Structured figure records:
## start

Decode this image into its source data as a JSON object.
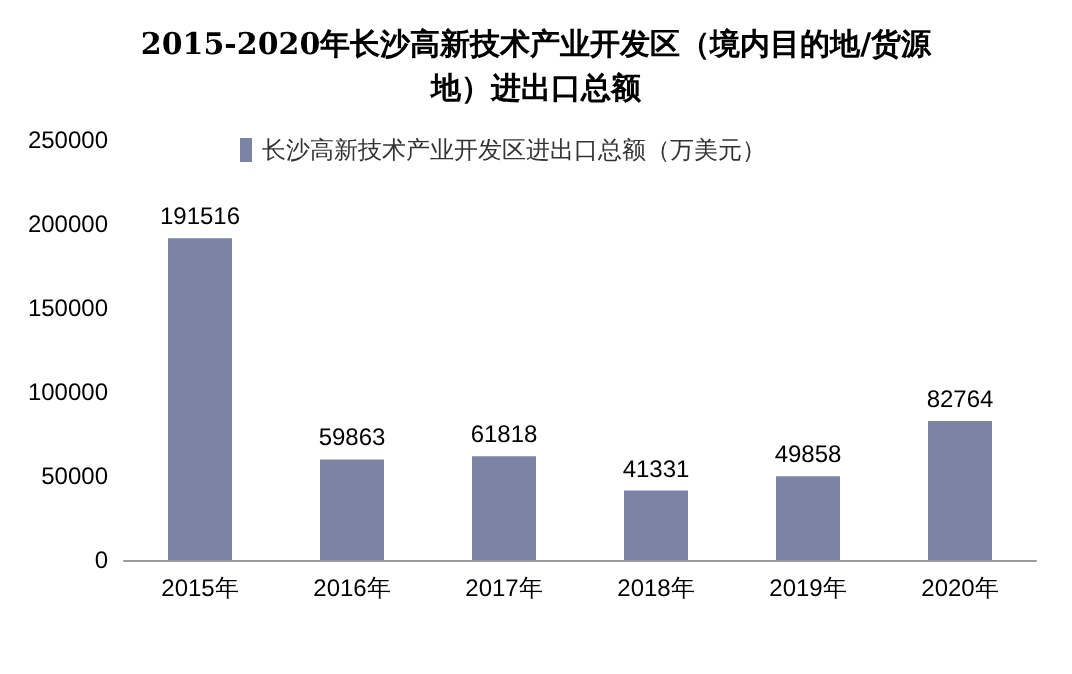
{
  "chart_data": {
    "type": "bar",
    "title": "2015-2020年长沙高新技术产业开发区（境内目的地/货源地）进出口总额",
    "categories": [
      "2015年",
      "2016年",
      "2017年",
      "2018年",
      "2019年",
      "2020年"
    ],
    "series": [
      {
        "name": "长沙高新技术产业开发区进出口总额（万美元）",
        "color": "#7c84a6",
        "values": [
          191516,
          59863,
          61818,
          41331,
          49858,
          82764
        ]
      }
    ],
    "ylim": [
      0,
      250000
    ],
    "yticks": [
      0,
      50000,
      100000,
      150000,
      200000,
      250000
    ],
    "grid": false,
    "legend": "top left",
    "data_labels": true
  }
}
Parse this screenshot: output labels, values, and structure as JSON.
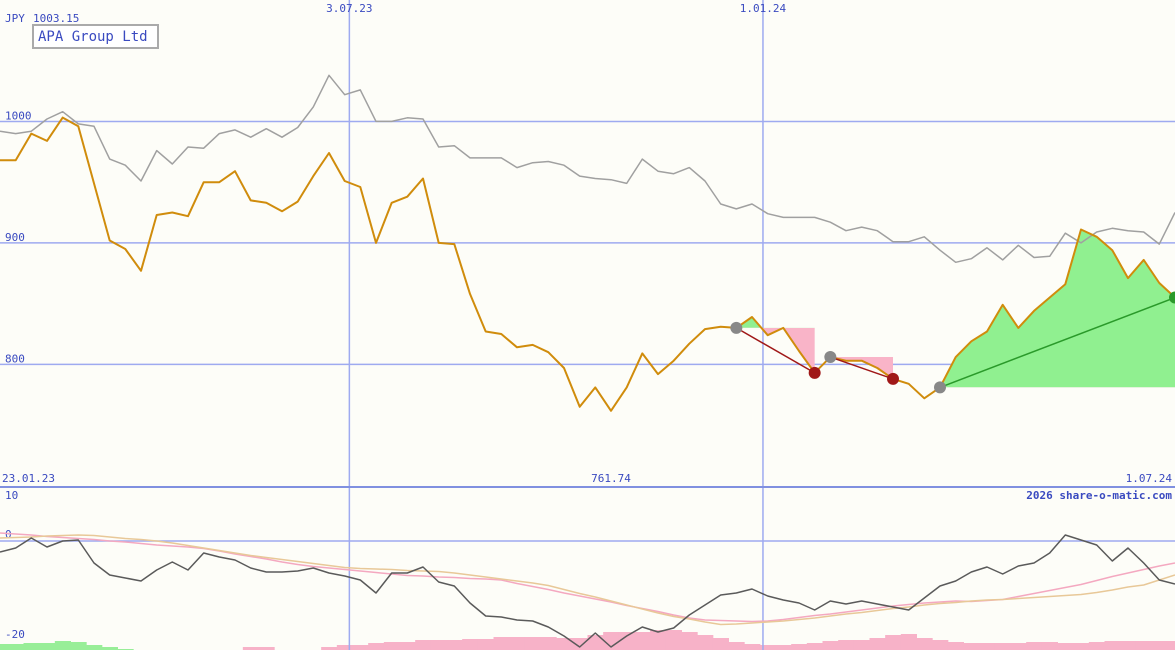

## end

Task brief:
Can you restate all the records above word for word while dropping the pictures?

Correct answer:
Decode this image into its source data as a JSON object.
{
  "chart_data": {
    "type": "bar",
    "title": "2015-2020年长沙高新技术产业开发区（境内目的地/货源地）进出口总额",
    "categories": [
      "2015年",
      "2016年",
      "2017年",
      "2018年",
      "2019年",
      "2020年"
    ],
    "series": [
      {
        "name": "长沙高新技术产业开发区进出口总额（万美元）",
        "color": "#7c84a6",
        "values": [
          191516,
          59863,
          61818,
          41331,
          49858,
          82764
        ]
      }
    ],
    "ylim": [
      0,
      250000
    ],
    "yticks": [
      0,
      50000,
      100000,
      150000,
      200000,
      250000
    ],
    "grid": false,
    "legend": "top left",
    "data_labels": true
  }
}
Parse this screenshot: output labels, values, and structure as JSON.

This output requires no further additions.